JOB – Records follow. Copy every line with "given".

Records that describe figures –
** BEGIN **

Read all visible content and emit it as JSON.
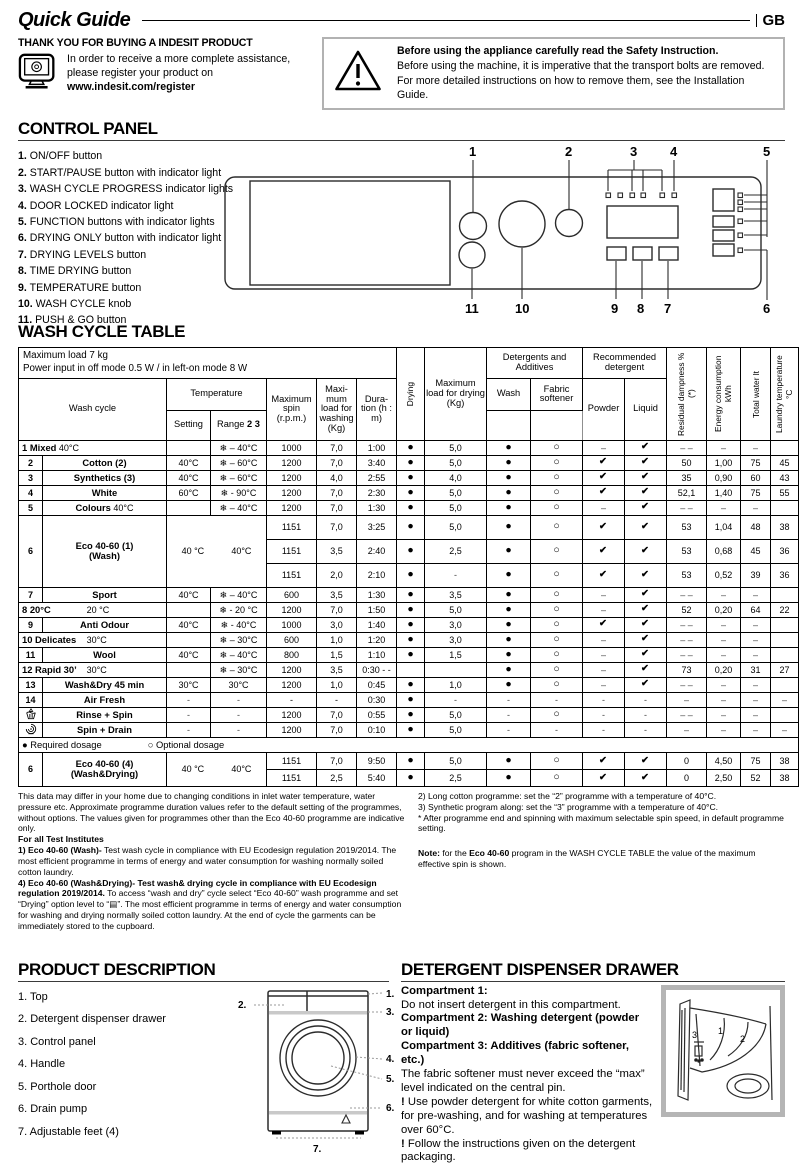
{
  "page": {
    "title": "Quick Guide",
    "lang_badge": "GB"
  },
  "intro": {
    "thanks_heading": "THANK YOU FOR BUYING A INDESIT PRODUCT",
    "lines": [
      [
        {
          "t": "In order to receive a more complete assistance,"
        }
      ],
      [
        {
          "t": "please register your product on"
        }
      ],
      [
        {
          "b": 1,
          "t": "www.indesit.com/register"
        }
      ]
    ]
  },
  "safety": {
    "line1": "Before using the appliance carefully read the Safety Instruction.",
    "line2": "Before using the machine, it is imperative that the transport bolts are removed.",
    "line3": "For more detailed instructions on how to remove them, see the Installation Guide."
  },
  "control_panel": {
    "heading": "CONTROL PANEL",
    "items": [
      "ON/OFF button",
      "START/PAUSE button with indicator light",
      "WASH CYCLE PROGRESS indicator lights",
      "DOOR LOCKED indicator light",
      "FUNCTION buttons with indicator lights",
      "DRYING ONLY button with indicator light",
      "DRYING LEVELS button",
      "TIME DRYING button",
      "TEMPERATURE button",
      "WASH CYCLE knob",
      "PUSH & GO button"
    ],
    "callouts": [
      "1",
      "2",
      "3",
      "4",
      "5",
      "6",
      "7",
      "8",
      "9",
      "10",
      "11"
    ]
  },
  "wash_table": {
    "heading": "WASH CYCLE TABLE",
    "headers": {
      "info1": "Maximum load 7 kg",
      "info2": "Power input in off  mode 0.5 W / in left-on mode 8 W",
      "wash_cycle": "Wash cycle",
      "temperature": "Temperature",
      "setting": "Setting",
      "range_label": "Range ",
      "range_bold": "2 3",
      "spin": "Maximum spin (r.p.m.)",
      "load": "Maxi-mum load for washing (Kg)",
      "dur": "Dura-tion (h : m)",
      "drying": "Drying",
      "dryload": "Maximum load for drying (Kg)",
      "det_add": "Detergents and Additives",
      "wash": "Wash",
      "fs": "Fabric softener",
      "rec_det": "Recommended detergent",
      "powder": "Powder",
      "liquid": "Liquid",
      "resid": "Residual dampness % (*)",
      "energy": "Energy consumption kWh",
      "water": "Total water lt",
      "ltemp": "Laundry temperature °C"
    },
    "rows": [
      {
        "n": "1",
        "name": "Mixed",
        "temp": "40°C",
        "mode": "left",
        "set": "",
        "rng": "❄ – 40°C",
        "spin": "1000",
        "load": "7,0",
        "dur": "1:00",
        "dry": "●",
        "dload": "5,0",
        "det": [
          "●",
          "○",
          "–",
          "✔"
        ],
        "out": [
          "– –",
          "–",
          "–",
          ""
        ]
      },
      {
        "n": "2",
        "name": "Cotton (2)",
        "temp": "",
        "mode": "center",
        "set": "40°C",
        "rng": "❄ – 60°C",
        "spin": "1200",
        "load": "7,0",
        "dur": "3:40",
        "dry": "●",
        "dload": "5,0",
        "det": [
          "●",
          "○",
          "✔",
          "✔"
        ],
        "out": [
          "50",
          "1,00",
          "75",
          "45"
        ]
      },
      {
        "n": "3",
        "name": "Synthetics (3)",
        "temp": "",
        "mode": "center",
        "set": "40°C",
        "rng": "❄ – 60°C",
        "spin": "1200",
        "load": "4,0",
        "dur": "2:55",
        "dry": "●",
        "dload": "4,0",
        "det": [
          "●",
          "○",
          "✔",
          "✔"
        ],
        "out": [
          "35",
          "0,90",
          "60",
          "43"
        ]
      },
      {
        "n": "4",
        "name": "White",
        "temp": "",
        "mode": "center",
        "set": "60°C",
        "rng": "❄ - 90°C",
        "spin": "1200",
        "load": "7,0",
        "dur": "2:30",
        "dry": "●",
        "dload": "5,0",
        "det": [
          "●",
          "○",
          "✔",
          "✔"
        ],
        "out": [
          "52,1",
          "1,40",
          "75",
          "55"
        ]
      },
      {
        "n": "5",
        "name": "Colours",
        "temp": "40°C",
        "mode": "center",
        "set": "",
        "rng": "❄ – 40°C",
        "spin": "1200",
        "load": "7,0",
        "dur": "1:30",
        "dry": "●",
        "dload": "5,0",
        "det": [
          "●",
          "○",
          "–",
          "✔"
        ],
        "out": [
          "– –",
          "–",
          "–",
          ""
        ]
      },
      {
        "eco": "eco_wash"
      },
      {
        "n": "7",
        "name": "Sport",
        "temp": "",
        "mode": "center",
        "set": "40°C",
        "rng": "❄ – 40°C",
        "spin": "600",
        "load": "3,5",
        "dur": "1:30",
        "dry": "●",
        "dload": "3,5",
        "det": [
          "●",
          "○",
          "–",
          "✔"
        ],
        "out": [
          "– –",
          "–",
          "–",
          ""
        ]
      },
      {
        "n": "8",
        "name": "20°C",
        "temp": "20 °C",
        "mode": "spread",
        "set": "",
        "rng": "❄ - 20 °C",
        "spin": "1200",
        "load": "7,0",
        "dur": "1:50",
        "dry": "●",
        "dload": "5,0",
        "det": [
          "●",
          "○",
          "–",
          "✔"
        ],
        "out": [
          "52",
          "0,20",
          "64",
          "22"
        ]
      },
      {
        "n": "9",
        "name": "Anti Odour",
        "temp": "",
        "mode": "center",
        "set": "40°C",
        "rng": "❄ - 40°C",
        "spin": "1000",
        "load": "3,0",
        "dur": "1:40",
        "dry": "●",
        "dload": "3,0",
        "det": [
          "●",
          "○",
          "✔",
          "✔"
        ],
        "out": [
          "– –",
          "–",
          "–",
          ""
        ]
      },
      {
        "n": "10",
        "name": "Delicates",
        "temp": "30°C",
        "mode": "spread",
        "set": "",
        "rng": "❄ – 30°C",
        "spin": "600",
        "load": "1,0",
        "dur": "1:20",
        "dry": "●",
        "dload": "3,0",
        "det": [
          "●",
          "○",
          "–",
          "✔"
        ],
        "out": [
          "– –",
          "–",
          "–",
          ""
        ]
      },
      {
        "n": "11",
        "name": "Wool",
        "temp": "",
        "mode": "center",
        "set": "40°C",
        "rng": "❄ – 40°C",
        "spin": "800",
        "load": "1,5",
        "dur": "1:10",
        "dry": "●",
        "dload": "1,5",
        "det": [
          "●",
          "○",
          "–",
          "✔"
        ],
        "out": [
          "– –",
          "–",
          "–",
          ""
        ]
      },
      {
        "n": "12",
        "name": "Rapid 30’",
        "temp": "30°C",
        "mode": "spread",
        "set": "",
        "rng": "❄ – 30°C",
        "spin": "1200",
        "load": "3,5",
        "dur": "0:30 - -",
        "dry": "",
        "dload": "",
        "det": [
          "●",
          "○",
          "–",
          "✔"
        ],
        "out": [
          "73",
          "0,20",
          "31",
          "27"
        ]
      },
      {
        "n": "13",
        "name": "Wash&Dry 45 min",
        "temp": "",
        "mode": "center",
        "set": "30°C",
        "rng": "30°C",
        "spin": "1200",
        "load": "1,0",
        "dur": "0:45",
        "dry": "●",
        "dload": "1,0",
        "det": [
          "●",
          "○",
          "–",
          "✔"
        ],
        "out": [
          "– –",
          "–",
          "–",
          ""
        ]
      },
      {
        "n": "14",
        "name": "Air Fresh",
        "temp": "",
        "mode": "center",
        "set": "-",
        "rng": "-",
        "spin": "-",
        "load": "-",
        "dur": "0:30",
        "dry": "●",
        "dload": "-",
        "det": [
          "-",
          "-",
          "-",
          "-"
        ],
        "out": [
          "–",
          "–",
          "–",
          "–"
        ]
      },
      {
        "icon": "rinse-icon",
        "name": "Rinse + Spin",
        "temp": "",
        "mode": "center",
        "set": "-",
        "rng": "-",
        "spin": "1200",
        "load": "7,0",
        "dur": "0:55",
        "dry": "●",
        "dload": "5,0",
        "det": [
          "-",
          "○",
          "-",
          "-"
        ],
        "out": [
          "– –",
          "–",
          "–",
          ""
        ]
      },
      {
        "icon": "spin-icon",
        "name": "Spin + Drain",
        "temp": "",
        "mode": "center",
        "set": "-",
        "rng": "-",
        "spin": "1200",
        "load": "7,0",
        "dur": "0:10",
        "dry": "●",
        "dload": "5,0",
        "det": [
          "-",
          "-",
          "-",
          "-"
        ],
        "out": [
          "–",
          "–",
          "–",
          "–"
        ]
      }
    ],
    "eco_wash": {
      "n": "6",
      "name": "Eco 40-60 (1)",
      "name2": "(Wash)",
      "t1": "40 °C",
      "t2": "40°C",
      "subrows": [
        {
          "spin": "1151",
          "load": "7,0",
          "dur": "3:25",
          "dry": "●",
          "dload": "5,0",
          "det": [
            "●",
            "○",
            "✔",
            "✔"
          ],
          "out": [
            "53",
            "1,04",
            "48",
            "38"
          ]
        },
        {
          "spin": "1151",
          "load": "3,5",
          "dur": "2:40",
          "dry": "●",
          "dload": "2,5",
          "det": [
            "●",
            "○",
            "✔",
            "✔"
          ],
          "out": [
            "53",
            "0,68",
            "45",
            "36"
          ]
        },
        {
          "spin": "1151",
          "load": "2,0",
          "dur": "2:10",
          "dry": "●",
          "dload": "-",
          "det": [
            "●",
            "○",
            "✔",
            "✔"
          ],
          "out": [
            "53",
            "0,52",
            "39",
            "36"
          ]
        }
      ]
    },
    "legend": {
      "req": "● Required dosage",
      "opt": "○ Optional dosage"
    },
    "eco_washdry": {
      "n": "6",
      "name": "Eco 40-60 (4)",
      "name2": "(Wash&Drying)",
      "t1": "40 °C",
      "t2": "40°C",
      "subrows": [
        {
          "spin": "1151",
          "load": "7,0",
          "dur": "9:50",
          "dry": "●",
          "dload": "5,0",
          "det": [
            "●",
            "○",
            "✔",
            "✔"
          ],
          "out": [
            "0",
            "4,50",
            "75",
            "38"
          ]
        },
        {
          "spin": "1151",
          "load": "2,5",
          "dur": "5:40",
          "dry": "●",
          "dload": "2,5",
          "det": [
            "●",
            "○",
            "✔",
            "✔"
          ],
          "out": [
            "0",
            "2,50",
            "52",
            "38"
          ]
        }
      ]
    }
  },
  "footnotes": {
    "left": [
      [
        {
          "t": "This data may differ in your home due to changing conditions in inlet water temperature, water pressure etc. Approximate programme duration values refer to the default setting of the programmes, without options. The values given for programmes other than the Eco 40-60 programme are indicative only."
        }
      ],
      [
        {
          "b": 1,
          "t": "For all Test Institutes"
        }
      ],
      [
        {
          "b": 1,
          "t": "1) Eco 40-60 (Wash)-"
        },
        {
          "t": " Test wash cycle in compliance with EU Ecodesign regulation 2019/2014. The most efficient programme in terms of energy and water consumption for washing normally soiled cotton laundry."
        }
      ],
      [
        {
          "b": 1,
          "t": "4) Eco 40-60 (Wash&Drying)-  Test wash& drying cycle in compliance with EU Ecodesign regulation 2019/2014."
        },
        {
          "t": " To access “wash and dry” cycle select  “Eco 40-60” wash programme and set “Drying” option level to “▤”. The most efficient programme in terms of energy and water consumption for washing and drying normally soiled cotton laundry. At the end of cycle the garments can be immediately stored to the cupboard."
        }
      ]
    ],
    "right": [
      [
        {
          "t": "2)  Long cotton programme: set the “2” programme with a temperature of 40°C."
        }
      ],
      [
        {
          "t": "3)  Synthetic program along: set the “3” programme with a temperature of 40°C."
        }
      ],
      [
        {
          "t": "*  After programme end and spinning with maximum selectable spin speed, in default programme setting."
        }
      ],
      [
        {
          "b": 1,
          "t": "Note:"
        },
        {
          "t": " for the "
        },
        {
          "b": 1,
          "t": "Eco 40-60"
        },
        {
          "t": " program in the WASH CYCLE TABLE the value of the maximum effective spin is shown."
        }
      ]
    ]
  },
  "product": {
    "heading": "PRODUCT DESCRIPTION",
    "items": [
      "1. Top",
      "2. Detergent dispenser drawer",
      "3. Control panel",
      "4. Handle",
      "5. Porthole door",
      "6. Drain pump",
      "7. Adjustable feet (4)"
    ],
    "callouts": [
      "1.",
      "2.",
      "3.",
      "4.",
      "5.",
      "6.",
      "7."
    ]
  },
  "dispenser": {
    "heading": "DETERGENT DISPENSER DRAWER",
    "paragraphs": [
      [
        {
          "b": 1,
          "t": "Compartment 1:"
        }
      ],
      [
        {
          "t": "Do not insert detergent in this compartment."
        }
      ],
      [
        {
          "b": 1,
          "t": "Compartment 2: Washing detergent (powder or liquid)"
        }
      ],
      [
        {
          "b": 1,
          "t": "Compartment 3: Additives (fabric softener, etc.)"
        }
      ],
      [
        {
          "t": "The fabric softener must never exceed the “max” level indicated on the central pin."
        }
      ],
      [
        {
          "b": 1,
          "t": "!"
        },
        {
          "t": " Use powder detergent for white cotton garments, for pre-washing, and for washing at temperatures over 60°C."
        }
      ],
      [
        {
          "b": 1,
          "t": "!"
        },
        {
          "t": " Follow the instructions given on the detergent packaging."
        }
      ]
    ],
    "numbers": [
      "1",
      "2",
      "3"
    ]
  }
}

** END **

WRITTEN ANSWER –
          "t": "This data may differ in your home due to changing conditions in inlet water temperature, water pressure etc. Approximate programme duration values refer to the default setting of the programmes, without options. The values given for programmes other than the Eco 40-60 programme are indicative only."
          "t": " Follow the instructions given on the detergent packaging."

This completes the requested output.